• Job: Find all lines in the listing that include the word "people", then copy them.

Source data
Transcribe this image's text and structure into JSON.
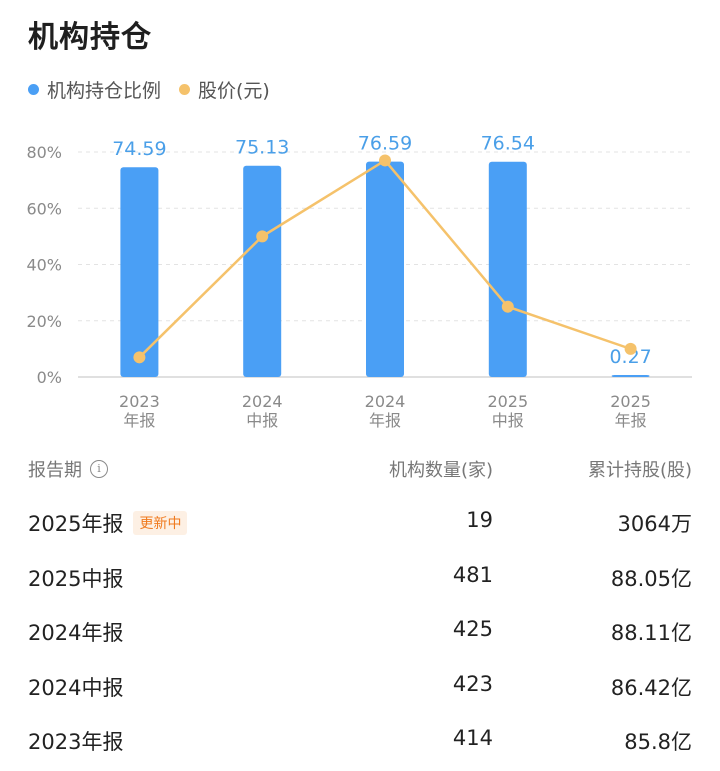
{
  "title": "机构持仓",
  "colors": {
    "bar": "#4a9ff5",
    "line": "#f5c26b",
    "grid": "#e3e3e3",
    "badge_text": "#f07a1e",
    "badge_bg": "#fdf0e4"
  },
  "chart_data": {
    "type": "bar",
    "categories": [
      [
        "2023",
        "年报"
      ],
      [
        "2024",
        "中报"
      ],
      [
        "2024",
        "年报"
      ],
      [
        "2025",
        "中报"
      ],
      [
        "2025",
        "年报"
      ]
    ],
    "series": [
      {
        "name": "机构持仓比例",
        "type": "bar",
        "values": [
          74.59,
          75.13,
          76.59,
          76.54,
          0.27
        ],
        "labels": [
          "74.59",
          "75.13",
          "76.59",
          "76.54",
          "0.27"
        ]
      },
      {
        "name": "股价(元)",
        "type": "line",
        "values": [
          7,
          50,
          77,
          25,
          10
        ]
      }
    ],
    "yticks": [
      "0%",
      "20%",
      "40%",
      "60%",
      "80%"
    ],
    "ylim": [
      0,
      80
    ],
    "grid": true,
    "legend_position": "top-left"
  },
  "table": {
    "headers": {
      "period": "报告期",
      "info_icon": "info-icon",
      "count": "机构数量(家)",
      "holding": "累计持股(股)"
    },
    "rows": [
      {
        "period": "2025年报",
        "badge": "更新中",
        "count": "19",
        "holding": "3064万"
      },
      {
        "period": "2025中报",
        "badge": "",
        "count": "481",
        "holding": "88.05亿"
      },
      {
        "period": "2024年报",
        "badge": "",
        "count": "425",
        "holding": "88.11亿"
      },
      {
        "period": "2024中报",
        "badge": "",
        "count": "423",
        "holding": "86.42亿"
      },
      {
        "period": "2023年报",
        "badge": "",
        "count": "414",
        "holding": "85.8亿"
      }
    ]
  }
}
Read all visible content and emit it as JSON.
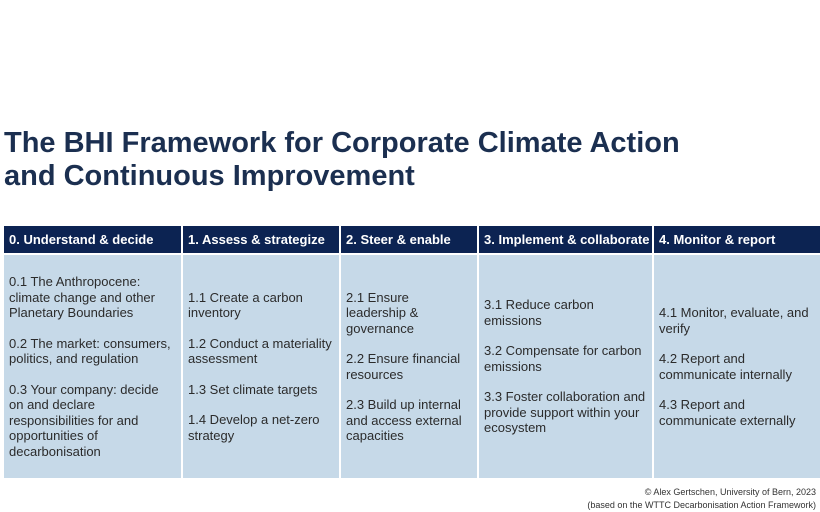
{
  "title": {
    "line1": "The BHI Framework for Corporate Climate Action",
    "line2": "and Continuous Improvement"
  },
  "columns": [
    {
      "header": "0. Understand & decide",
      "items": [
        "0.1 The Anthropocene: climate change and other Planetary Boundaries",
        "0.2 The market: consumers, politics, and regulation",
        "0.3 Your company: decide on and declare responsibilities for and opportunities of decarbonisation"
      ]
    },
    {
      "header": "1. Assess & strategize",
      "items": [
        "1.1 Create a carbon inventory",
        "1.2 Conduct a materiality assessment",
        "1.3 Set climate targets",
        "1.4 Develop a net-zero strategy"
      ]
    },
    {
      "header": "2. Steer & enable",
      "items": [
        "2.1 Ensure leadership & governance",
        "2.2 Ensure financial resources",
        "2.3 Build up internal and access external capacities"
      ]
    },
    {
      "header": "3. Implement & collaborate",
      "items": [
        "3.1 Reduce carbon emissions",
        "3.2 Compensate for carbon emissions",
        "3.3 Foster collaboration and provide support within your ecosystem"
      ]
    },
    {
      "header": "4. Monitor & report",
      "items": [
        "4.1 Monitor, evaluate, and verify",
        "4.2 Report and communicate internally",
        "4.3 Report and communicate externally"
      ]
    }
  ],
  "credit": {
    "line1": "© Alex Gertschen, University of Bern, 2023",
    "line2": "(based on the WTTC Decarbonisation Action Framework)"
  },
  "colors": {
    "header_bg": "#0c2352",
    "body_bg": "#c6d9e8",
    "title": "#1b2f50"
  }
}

...

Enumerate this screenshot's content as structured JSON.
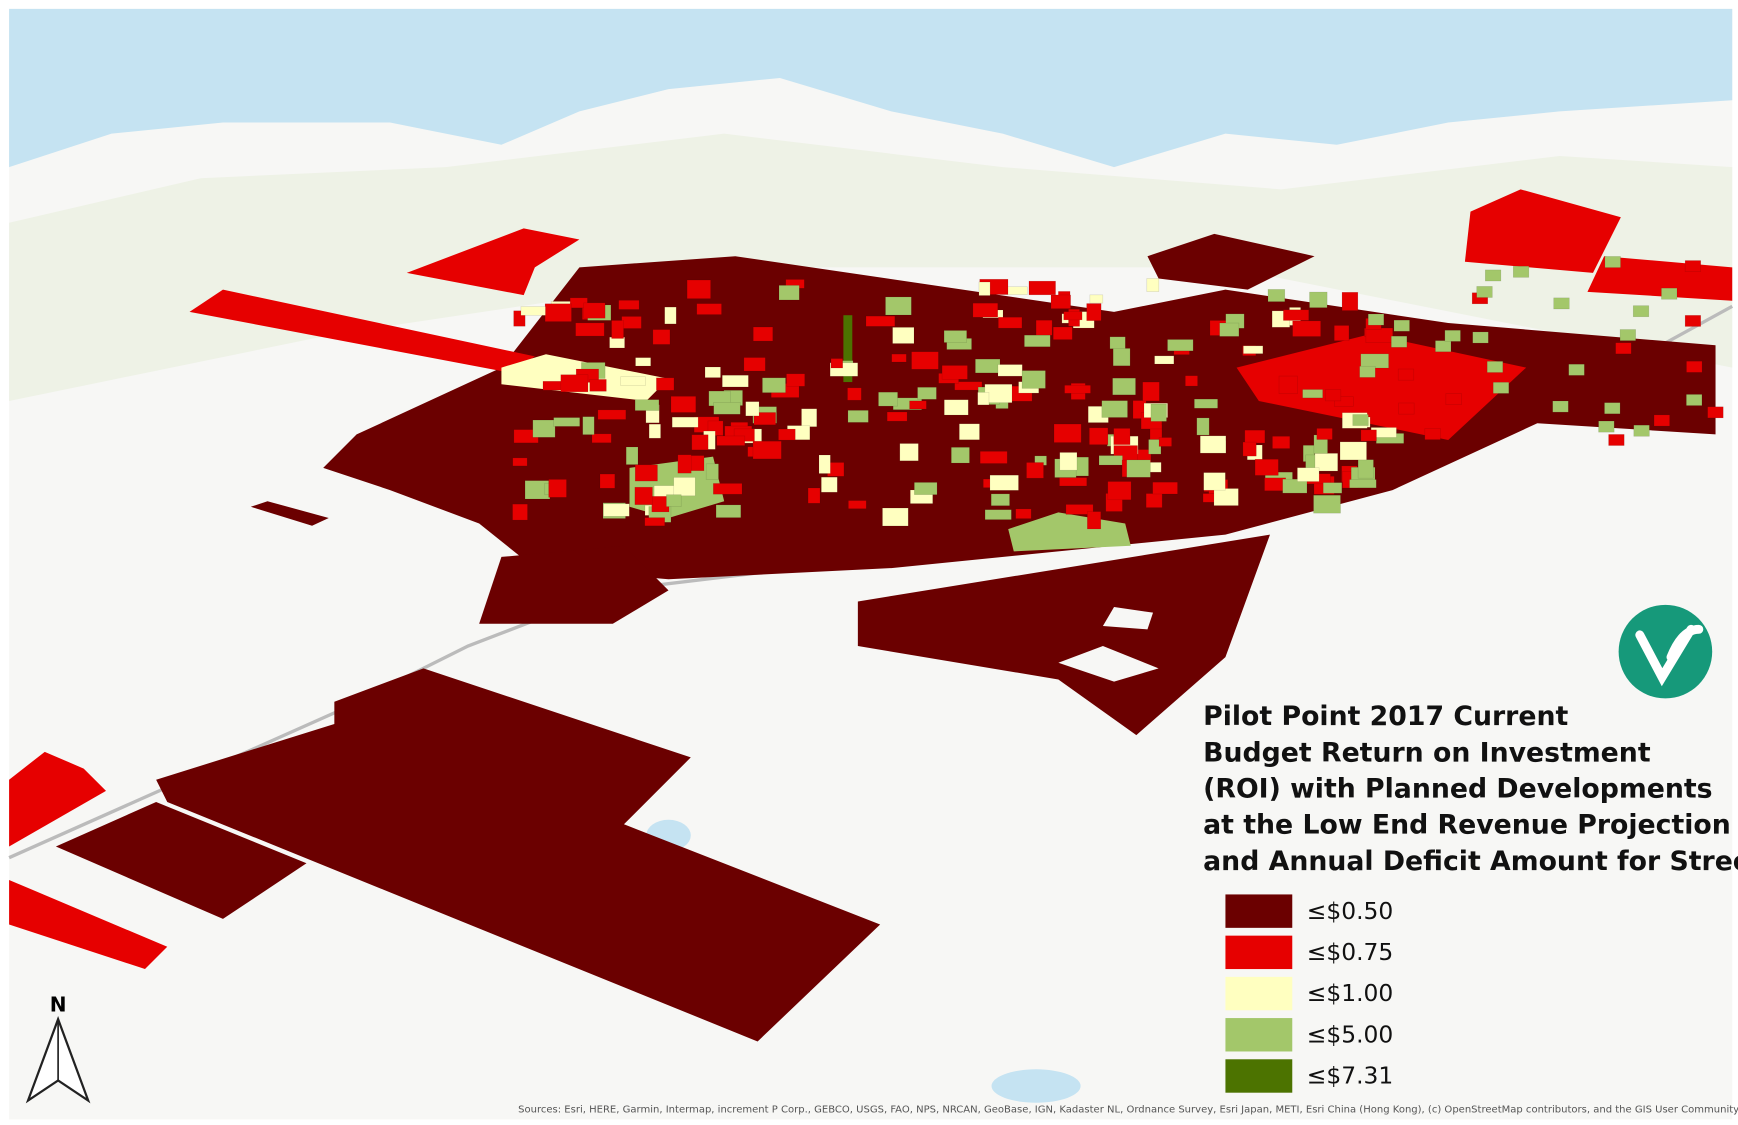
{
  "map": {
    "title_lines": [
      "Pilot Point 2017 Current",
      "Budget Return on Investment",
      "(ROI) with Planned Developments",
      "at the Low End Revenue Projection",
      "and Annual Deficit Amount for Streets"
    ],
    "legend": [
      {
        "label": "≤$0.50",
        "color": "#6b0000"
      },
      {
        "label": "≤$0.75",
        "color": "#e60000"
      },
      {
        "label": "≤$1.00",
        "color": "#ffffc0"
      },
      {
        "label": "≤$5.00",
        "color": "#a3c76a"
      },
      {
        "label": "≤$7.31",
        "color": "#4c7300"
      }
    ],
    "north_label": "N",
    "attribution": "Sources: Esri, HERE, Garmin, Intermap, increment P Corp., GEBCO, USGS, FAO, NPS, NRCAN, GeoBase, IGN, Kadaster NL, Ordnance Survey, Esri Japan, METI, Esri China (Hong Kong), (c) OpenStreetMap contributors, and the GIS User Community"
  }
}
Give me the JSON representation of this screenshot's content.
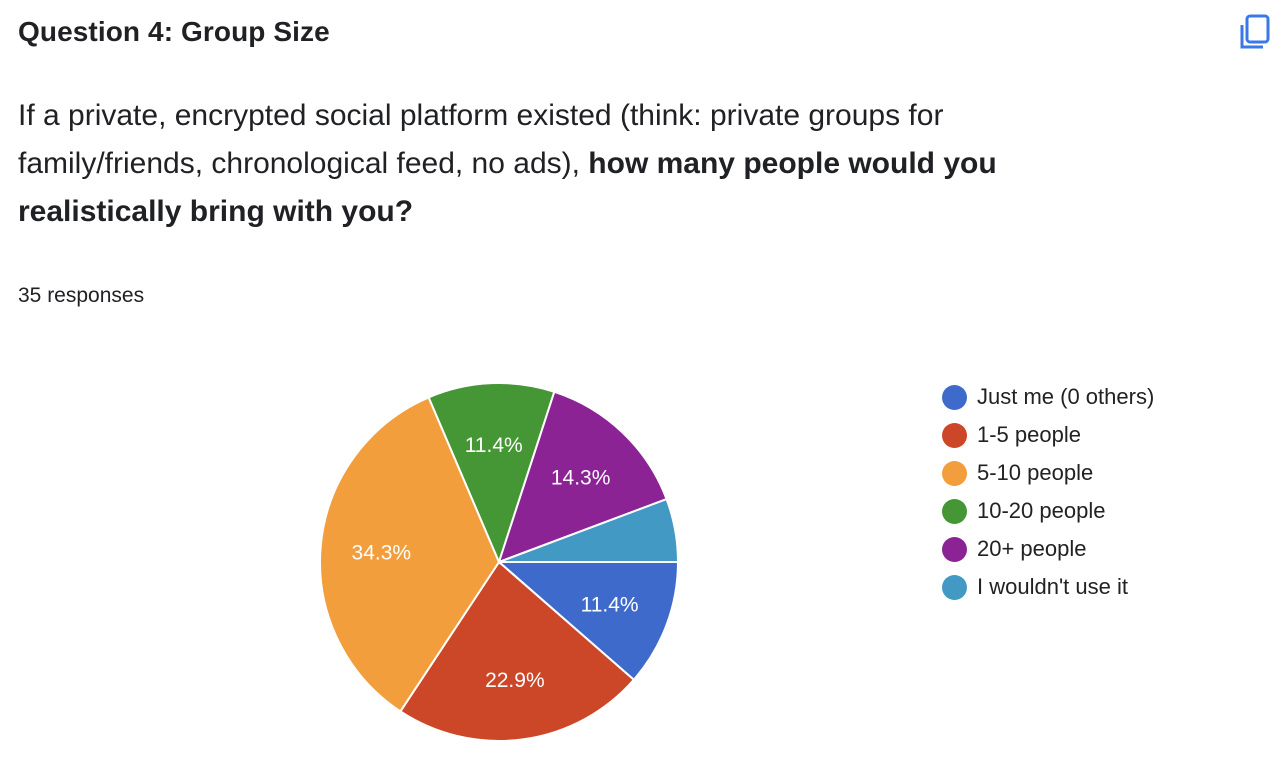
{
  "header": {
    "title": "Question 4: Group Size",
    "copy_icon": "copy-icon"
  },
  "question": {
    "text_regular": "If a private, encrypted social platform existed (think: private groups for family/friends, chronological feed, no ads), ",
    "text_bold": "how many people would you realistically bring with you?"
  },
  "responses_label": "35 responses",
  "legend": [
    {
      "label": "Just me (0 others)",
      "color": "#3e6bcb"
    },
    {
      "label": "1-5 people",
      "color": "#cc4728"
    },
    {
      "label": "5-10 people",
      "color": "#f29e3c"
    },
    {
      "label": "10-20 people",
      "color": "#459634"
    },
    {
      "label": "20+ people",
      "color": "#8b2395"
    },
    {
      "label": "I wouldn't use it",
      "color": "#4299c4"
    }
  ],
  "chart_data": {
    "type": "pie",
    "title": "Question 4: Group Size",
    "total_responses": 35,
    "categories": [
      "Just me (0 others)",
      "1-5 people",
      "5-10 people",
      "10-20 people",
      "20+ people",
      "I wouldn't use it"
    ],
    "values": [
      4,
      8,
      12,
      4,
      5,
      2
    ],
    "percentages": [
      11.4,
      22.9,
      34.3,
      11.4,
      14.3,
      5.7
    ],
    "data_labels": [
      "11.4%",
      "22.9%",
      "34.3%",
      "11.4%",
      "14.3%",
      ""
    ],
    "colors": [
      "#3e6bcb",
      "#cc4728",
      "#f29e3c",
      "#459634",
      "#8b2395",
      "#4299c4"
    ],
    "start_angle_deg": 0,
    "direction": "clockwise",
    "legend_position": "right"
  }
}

...

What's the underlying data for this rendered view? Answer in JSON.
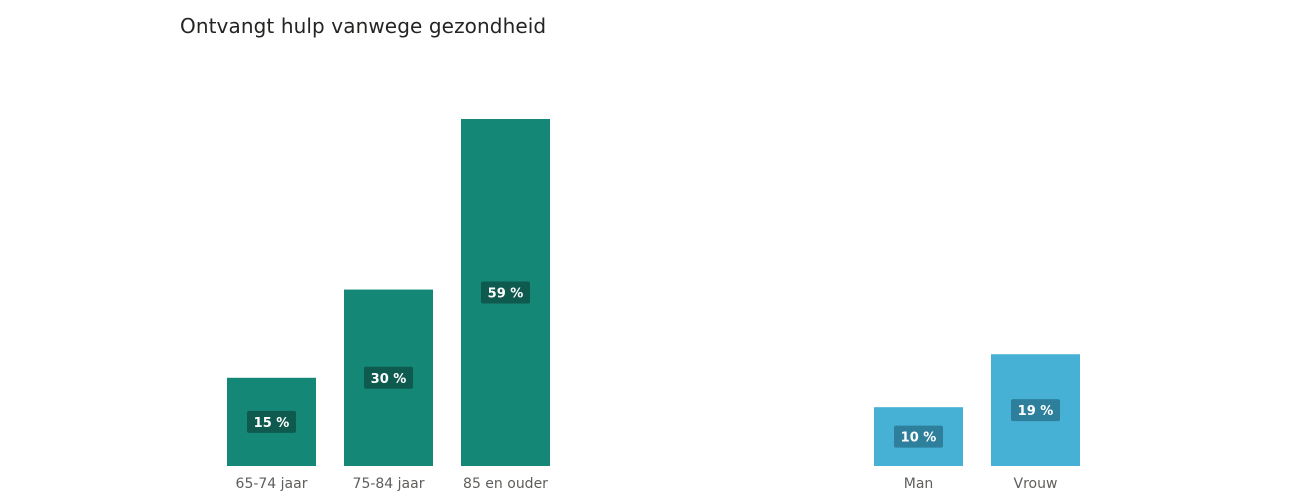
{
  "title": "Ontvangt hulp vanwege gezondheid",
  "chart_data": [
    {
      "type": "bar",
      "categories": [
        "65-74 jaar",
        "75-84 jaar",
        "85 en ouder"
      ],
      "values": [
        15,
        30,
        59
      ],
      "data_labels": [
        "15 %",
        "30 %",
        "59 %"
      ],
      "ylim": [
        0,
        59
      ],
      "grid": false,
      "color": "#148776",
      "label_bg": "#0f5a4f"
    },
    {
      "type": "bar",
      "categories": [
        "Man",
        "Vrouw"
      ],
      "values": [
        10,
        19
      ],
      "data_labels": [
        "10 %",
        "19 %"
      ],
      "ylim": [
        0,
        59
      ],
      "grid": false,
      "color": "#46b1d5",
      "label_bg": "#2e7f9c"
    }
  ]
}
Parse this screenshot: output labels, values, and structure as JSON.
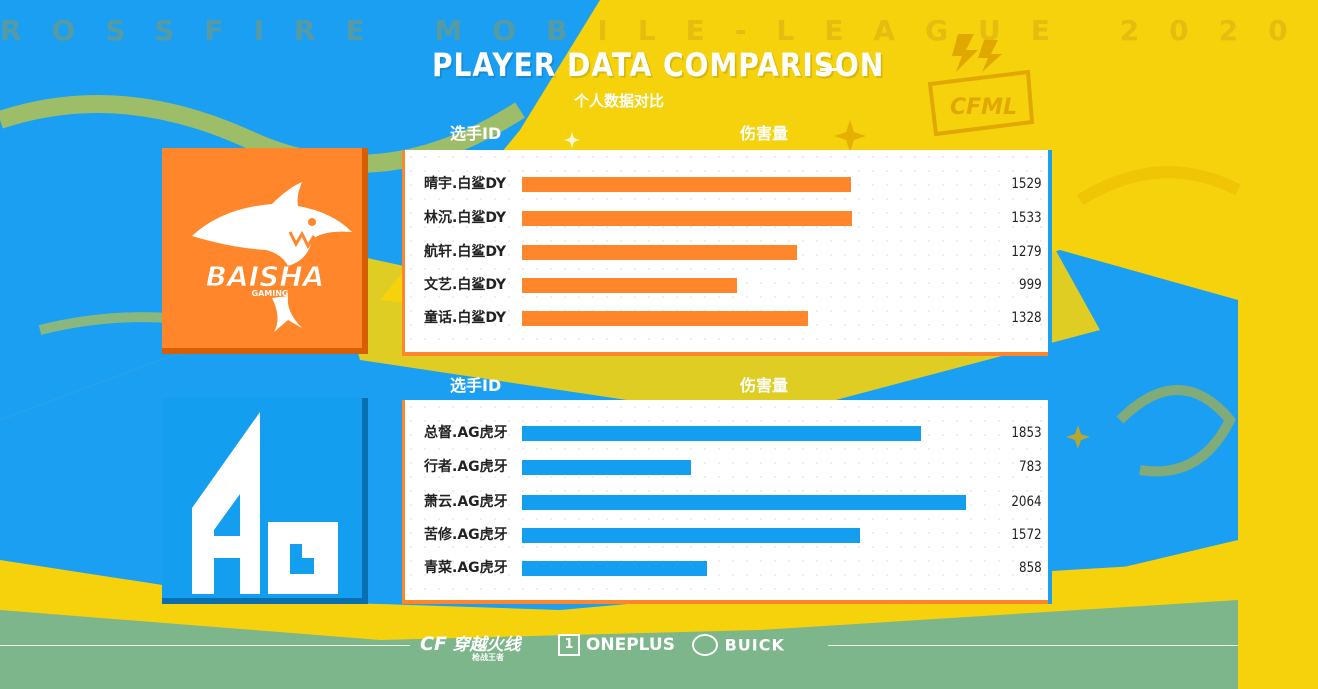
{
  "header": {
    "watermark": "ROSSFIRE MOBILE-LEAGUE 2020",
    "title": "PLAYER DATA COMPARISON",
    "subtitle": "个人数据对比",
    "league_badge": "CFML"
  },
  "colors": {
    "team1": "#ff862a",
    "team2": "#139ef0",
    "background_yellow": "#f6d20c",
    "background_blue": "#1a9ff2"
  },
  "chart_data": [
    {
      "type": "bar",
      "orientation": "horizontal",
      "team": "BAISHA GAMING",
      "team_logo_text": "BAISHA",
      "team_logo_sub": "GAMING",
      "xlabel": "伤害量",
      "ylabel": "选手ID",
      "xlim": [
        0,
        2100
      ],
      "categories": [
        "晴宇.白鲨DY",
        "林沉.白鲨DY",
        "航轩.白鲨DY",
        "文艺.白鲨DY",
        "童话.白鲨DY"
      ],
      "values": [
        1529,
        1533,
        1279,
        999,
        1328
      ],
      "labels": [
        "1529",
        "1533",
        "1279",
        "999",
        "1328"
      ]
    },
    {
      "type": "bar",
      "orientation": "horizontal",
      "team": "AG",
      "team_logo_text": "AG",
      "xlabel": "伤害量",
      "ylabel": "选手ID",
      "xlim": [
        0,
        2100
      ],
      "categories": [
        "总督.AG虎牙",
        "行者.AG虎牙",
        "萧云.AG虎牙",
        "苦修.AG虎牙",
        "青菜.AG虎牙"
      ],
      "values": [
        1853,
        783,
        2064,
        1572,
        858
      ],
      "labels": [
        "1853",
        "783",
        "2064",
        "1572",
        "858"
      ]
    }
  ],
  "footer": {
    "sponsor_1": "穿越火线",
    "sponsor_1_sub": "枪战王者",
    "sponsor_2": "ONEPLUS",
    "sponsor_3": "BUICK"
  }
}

• Answer to the problem:
    "text_bold": "how many people would you realistically bring with you?"
      "label": "1-5 people",
      "label": "5-10 people",
      "label": "10-20 people",
      "label": "20+ people",
      "1-5 people",
      "5-10 people",
      "10-20 people",
      "20+ people",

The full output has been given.